**Extracted records**
+---+

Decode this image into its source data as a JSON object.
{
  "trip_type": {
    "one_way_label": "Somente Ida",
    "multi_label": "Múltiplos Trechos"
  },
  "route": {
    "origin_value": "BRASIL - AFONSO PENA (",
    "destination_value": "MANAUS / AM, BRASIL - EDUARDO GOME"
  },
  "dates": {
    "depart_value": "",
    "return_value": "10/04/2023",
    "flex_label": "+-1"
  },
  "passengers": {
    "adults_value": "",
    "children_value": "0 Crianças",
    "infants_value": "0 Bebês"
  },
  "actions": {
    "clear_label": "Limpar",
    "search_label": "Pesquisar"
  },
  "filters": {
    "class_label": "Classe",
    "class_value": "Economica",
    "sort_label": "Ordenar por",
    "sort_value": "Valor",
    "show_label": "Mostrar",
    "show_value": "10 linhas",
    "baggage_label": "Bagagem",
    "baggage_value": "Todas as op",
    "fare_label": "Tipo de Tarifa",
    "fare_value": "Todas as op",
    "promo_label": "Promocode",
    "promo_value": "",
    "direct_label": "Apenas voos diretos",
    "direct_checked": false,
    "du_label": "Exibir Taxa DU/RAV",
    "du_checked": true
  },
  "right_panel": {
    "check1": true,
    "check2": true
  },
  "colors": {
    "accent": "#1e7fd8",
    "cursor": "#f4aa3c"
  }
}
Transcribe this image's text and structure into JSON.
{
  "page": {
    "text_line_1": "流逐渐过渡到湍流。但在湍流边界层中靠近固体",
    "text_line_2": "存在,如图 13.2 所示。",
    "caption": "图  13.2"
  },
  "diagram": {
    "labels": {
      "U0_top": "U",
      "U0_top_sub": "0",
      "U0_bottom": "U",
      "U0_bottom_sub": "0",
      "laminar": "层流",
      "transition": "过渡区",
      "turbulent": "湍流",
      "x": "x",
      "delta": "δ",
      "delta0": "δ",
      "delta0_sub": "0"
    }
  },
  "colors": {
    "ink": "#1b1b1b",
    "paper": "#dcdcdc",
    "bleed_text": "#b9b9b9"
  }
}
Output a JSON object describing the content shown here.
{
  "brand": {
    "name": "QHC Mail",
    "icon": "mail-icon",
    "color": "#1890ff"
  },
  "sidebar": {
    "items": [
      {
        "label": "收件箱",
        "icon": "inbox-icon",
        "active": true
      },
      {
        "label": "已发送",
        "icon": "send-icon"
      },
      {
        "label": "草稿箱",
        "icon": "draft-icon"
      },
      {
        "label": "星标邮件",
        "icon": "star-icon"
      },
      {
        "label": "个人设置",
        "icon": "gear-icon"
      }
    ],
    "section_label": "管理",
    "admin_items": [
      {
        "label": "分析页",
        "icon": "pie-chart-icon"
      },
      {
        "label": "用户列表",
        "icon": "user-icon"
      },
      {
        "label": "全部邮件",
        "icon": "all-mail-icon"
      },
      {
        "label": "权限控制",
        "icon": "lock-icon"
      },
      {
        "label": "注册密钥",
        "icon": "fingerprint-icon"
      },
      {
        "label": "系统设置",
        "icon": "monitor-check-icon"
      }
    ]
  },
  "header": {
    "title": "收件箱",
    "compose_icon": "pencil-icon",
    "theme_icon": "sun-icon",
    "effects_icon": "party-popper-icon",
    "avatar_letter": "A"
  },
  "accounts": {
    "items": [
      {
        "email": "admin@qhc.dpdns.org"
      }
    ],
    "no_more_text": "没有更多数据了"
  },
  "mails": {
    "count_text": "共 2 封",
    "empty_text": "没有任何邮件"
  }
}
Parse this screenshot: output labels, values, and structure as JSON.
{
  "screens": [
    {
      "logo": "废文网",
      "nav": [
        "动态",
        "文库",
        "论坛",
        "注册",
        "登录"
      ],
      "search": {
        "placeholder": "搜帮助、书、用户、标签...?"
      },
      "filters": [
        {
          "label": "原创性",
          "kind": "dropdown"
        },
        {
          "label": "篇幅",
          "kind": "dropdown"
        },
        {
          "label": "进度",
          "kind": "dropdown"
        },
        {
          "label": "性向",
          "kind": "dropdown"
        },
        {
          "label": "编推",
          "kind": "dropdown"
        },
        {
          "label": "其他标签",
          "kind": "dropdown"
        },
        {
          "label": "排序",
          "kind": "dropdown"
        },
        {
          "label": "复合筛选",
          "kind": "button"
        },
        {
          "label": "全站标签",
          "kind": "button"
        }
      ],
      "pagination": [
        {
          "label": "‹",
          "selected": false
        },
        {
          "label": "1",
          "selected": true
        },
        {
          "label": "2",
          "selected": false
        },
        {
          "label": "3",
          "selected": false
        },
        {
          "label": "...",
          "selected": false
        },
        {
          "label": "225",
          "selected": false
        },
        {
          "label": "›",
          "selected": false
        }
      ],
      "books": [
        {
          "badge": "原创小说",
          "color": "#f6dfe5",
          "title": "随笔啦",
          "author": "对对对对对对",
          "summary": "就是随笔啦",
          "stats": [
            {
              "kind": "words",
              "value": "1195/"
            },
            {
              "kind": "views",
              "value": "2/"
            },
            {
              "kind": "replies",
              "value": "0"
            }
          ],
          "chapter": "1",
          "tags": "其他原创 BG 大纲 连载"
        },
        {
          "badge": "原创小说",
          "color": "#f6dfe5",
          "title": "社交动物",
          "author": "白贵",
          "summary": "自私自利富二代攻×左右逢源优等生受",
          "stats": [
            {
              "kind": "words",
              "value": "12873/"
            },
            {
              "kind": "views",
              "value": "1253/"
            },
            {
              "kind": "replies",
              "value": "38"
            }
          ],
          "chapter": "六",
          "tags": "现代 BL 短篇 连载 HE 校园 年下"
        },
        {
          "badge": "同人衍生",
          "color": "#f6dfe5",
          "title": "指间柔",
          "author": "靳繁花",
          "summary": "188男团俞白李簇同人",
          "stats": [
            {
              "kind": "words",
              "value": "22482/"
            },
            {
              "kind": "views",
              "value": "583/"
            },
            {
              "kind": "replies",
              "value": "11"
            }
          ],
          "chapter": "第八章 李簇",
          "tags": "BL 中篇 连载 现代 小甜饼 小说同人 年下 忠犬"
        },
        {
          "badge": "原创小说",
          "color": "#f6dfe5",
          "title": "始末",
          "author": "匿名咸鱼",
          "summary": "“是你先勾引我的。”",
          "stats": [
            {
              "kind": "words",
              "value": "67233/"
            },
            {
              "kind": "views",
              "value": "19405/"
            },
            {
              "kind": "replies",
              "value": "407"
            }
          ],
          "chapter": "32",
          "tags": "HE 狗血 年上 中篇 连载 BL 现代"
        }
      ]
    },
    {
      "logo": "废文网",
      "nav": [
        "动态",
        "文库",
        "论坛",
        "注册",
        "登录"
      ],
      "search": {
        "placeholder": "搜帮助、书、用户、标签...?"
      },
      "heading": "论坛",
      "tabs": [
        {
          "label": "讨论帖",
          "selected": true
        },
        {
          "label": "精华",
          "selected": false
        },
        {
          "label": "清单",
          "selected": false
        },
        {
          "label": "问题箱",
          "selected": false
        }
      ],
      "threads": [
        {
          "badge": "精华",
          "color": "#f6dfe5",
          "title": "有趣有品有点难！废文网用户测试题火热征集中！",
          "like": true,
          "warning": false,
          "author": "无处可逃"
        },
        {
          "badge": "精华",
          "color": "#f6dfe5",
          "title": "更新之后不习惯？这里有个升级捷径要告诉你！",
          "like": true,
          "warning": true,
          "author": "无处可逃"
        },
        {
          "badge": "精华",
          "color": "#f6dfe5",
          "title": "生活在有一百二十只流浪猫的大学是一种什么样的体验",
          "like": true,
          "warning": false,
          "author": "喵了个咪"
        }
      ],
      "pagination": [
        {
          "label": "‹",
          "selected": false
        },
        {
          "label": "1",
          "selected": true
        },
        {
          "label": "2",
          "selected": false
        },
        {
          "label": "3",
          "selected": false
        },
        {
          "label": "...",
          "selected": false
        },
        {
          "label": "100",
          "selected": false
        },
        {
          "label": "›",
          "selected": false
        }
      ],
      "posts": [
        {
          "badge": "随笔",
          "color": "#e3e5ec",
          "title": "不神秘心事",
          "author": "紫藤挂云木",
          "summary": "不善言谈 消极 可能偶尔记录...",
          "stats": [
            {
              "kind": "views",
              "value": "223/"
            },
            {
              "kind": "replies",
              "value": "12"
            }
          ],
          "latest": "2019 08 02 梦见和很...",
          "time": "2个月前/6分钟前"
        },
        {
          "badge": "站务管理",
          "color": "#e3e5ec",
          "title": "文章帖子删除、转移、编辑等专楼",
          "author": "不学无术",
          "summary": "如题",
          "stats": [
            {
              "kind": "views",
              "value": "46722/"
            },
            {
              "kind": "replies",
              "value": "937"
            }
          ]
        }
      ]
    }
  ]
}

+---+

A single figure is required: the number of lines above in which the word "image" occurs.

**Complete response**
2